◆ **Task brief**
Extract all records. Keep each one exact.

◆ **Provided data**
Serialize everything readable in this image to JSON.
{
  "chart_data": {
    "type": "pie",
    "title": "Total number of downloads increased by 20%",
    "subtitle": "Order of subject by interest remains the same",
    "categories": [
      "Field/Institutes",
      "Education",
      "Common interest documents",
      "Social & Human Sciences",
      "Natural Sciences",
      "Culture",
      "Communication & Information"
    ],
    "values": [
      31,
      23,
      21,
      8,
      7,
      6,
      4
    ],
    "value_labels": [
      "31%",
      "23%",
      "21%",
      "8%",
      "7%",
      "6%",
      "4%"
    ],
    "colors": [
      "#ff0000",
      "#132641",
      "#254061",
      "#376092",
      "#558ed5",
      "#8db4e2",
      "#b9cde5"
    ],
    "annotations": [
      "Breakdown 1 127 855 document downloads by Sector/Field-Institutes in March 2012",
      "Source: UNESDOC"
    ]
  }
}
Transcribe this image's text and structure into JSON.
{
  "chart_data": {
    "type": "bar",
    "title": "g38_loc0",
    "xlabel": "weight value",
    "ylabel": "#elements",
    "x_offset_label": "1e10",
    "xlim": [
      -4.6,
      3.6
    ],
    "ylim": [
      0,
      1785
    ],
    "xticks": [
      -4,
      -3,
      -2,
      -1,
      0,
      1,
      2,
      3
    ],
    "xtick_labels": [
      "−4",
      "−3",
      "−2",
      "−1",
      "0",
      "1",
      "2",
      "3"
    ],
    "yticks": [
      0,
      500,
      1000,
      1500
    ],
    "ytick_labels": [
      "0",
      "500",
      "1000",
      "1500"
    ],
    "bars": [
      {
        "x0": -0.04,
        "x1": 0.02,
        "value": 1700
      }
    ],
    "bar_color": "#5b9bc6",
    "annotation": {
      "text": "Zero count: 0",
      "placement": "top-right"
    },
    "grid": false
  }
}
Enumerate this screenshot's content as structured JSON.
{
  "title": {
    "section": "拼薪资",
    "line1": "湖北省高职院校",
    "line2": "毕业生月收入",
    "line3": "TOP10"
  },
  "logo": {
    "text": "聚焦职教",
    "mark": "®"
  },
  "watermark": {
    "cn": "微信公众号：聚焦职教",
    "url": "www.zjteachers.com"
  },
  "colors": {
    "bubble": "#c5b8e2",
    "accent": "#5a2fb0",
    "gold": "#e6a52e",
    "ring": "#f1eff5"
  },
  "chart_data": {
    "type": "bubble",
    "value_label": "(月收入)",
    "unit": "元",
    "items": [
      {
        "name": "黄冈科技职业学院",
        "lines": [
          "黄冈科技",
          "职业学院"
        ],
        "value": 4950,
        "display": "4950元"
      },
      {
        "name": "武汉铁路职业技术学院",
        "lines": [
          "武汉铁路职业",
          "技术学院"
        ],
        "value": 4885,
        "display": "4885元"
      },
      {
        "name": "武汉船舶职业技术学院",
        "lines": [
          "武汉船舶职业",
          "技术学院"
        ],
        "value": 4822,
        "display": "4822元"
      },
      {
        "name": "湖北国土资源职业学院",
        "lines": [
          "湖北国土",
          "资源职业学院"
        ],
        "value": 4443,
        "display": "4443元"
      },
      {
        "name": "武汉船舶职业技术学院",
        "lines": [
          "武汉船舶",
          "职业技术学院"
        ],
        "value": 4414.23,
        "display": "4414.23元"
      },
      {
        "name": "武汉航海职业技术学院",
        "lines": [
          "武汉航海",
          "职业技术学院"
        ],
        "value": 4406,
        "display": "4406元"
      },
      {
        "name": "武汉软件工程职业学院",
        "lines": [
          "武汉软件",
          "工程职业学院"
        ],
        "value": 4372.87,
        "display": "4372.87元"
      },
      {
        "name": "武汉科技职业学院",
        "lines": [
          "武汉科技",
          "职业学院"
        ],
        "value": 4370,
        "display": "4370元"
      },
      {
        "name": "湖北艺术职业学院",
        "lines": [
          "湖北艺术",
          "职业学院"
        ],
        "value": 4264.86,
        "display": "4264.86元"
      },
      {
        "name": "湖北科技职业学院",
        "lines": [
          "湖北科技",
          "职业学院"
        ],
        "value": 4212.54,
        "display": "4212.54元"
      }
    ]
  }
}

◆ **Solution below**
Serialize everything readable in this image to JSON.
{
  "chart_data": {
    "type": "pie",
    "title": "Total number of downloads increased by 20%",
    "subtitle": "Order of subject by interest remains the same",
    "categories": [
      "Field/Institutes",
      "Education",
      "Common interest documents",
      "Social & Human Sciences",
      "Natural Sciences",
      "Culture",
      "Communication & Information"
    ],
    "values": [
      31,
      23,
      21,
      8,
      7,
      6,
      4
    ],
    "value_labels": [
      "31%",
      "23%",
      "21%",
      "8%",
      "7%",
      "6%",
      "4%"
    ],
    "colors": [
      "#ff0000",
      "#132641",
      "#254061",
      "#376092",
      "#558ed5",
      "#8db4e2",
      "#b9cde5"
    ],
    "annotations": [
      "Breakdown 1 127 855 document downloads by Sector/Field-Institutes in March 2012",
      "Source: UNESDOC"
    ]
  }
}
Transcribe this image's text and structure into JSON.
{
  "chart_data": {
    "type": "bar",
    "title": "g38_loc0",
    "xlabel": "weight value",
    "ylabel": "#elements",
    "x_offset_label": "1e10",
    "xlim": [
      -4.6,
      3.6
    ],
    "ylim": [
      0,
      1785
    ],
    "xticks": [
      -4,
      -3,
      -2,
      -1,
      0,
      1,
      2,
      3
    ],
    "xtick_labels": [
      "−4",
      "−3",
      "−2",
      "−1",
      "0",
      "1",
      "2",
      "3"
    ],
    "yticks": [
      0,
      500,
      1000,
      1500
    ],
    "ytick_labels": [
      "0",
      "500",
      "1000",
      "1500"
    ],
    "bars": [
      {
        "x0": -0.04,
        "x1": 0.02,
        "value": 1700
      }
    ],
    "bar_color": "#5b9bc6",
    "annotation": {
      "text": "Zero count: 0",
      "placement": "top-right"
    },
    "grid": false
  }
}
Enumerate this screenshot's content as structured JSON.
{
  "title": {
    "section": "拼薪资",
    "line1": "湖北省高职院校",
    "line2": "毕业生月收入",
    "line3": "TOP10"
  },
  "logo": {
    "text": "聚焦职教",
    "mark": "®"
  },
  "watermark": {
    "cn": "微信公众号：聚焦职教",
    "url": "www.zjteachers.com"
  },
  "colors": {
    "bubble": "#c5b8e2",
    "accent": "#5a2fb0",
    "gold": "#e6a52e",
    "ring": "#f1eff5"
  },
  "chart_data": {
    "type": "bubble",
    "value_label": "(月收入)",
    "unit": "元",
    "items": [
      {
        "name": "黄冈科技职业学院",
        "lines": [
          "黄冈科技",
          "职业学院"
        ],
        "value": 4950,
        "display": "4950元"
      },
      {
        "name": "武汉铁路职业技术学院",
        "lines": [
          "武汉铁路职业",
          "技术学院"
        ],
        "value": 4885,
        "display": "4885元"
      },
      {
        "name": "武汉船舶职业技术学院",
        "lines": [
          "武汉船舶职业",
          "技术学院"
        ],
        "value": 4822,
        "display": "4822元"
      },
      {
        "name": "湖北国土资源职业学院",
        "lines": [
          "湖北国土",
          "资源职业学院"
        ],
        "value": 4443,
        "display": "4443元"
      },
      {
        "name": "武汉船舶职业技术学院",
        "lines": [
          "武汉船舶",
          "职业技术学院"
        ],
        "value": 4414.23,
        "display": "4414.23元"
      },
      {
        "name": "武汉航海职业技术学院",
        "lines": [
          "武汉航海",
          "职业技术学院"
        ],
        "value": 4406,
        "display": "4406元"
      },
      {
        "name": "武汉软件工程职业学院",
        "lines": [
          "武汉软件",
          "工程职业学院"
        ],
        "value": 4372.87,
        "display": "4372.87元"
      },
      {
        "name": "武汉科技职业学院",
        "lines": [
          "武汉科技",
          "职业学院"
        ],
        "value": 4370,
        "display": "4370元"
      },
      {
        "name": "湖北艺术职业学院",
        "lines": [
          "湖北艺术",
          "职业学院"
        ],
        "value": 4264.86,
        "display": "4264.86元"
      },
      {
        "name": "湖北科技职业学院",
        "lines": [
          "湖北科技",
          "职业学院"
        ],
        "value": 4212.54,
        "display": "4212.54元"
      }
    ]
  }
}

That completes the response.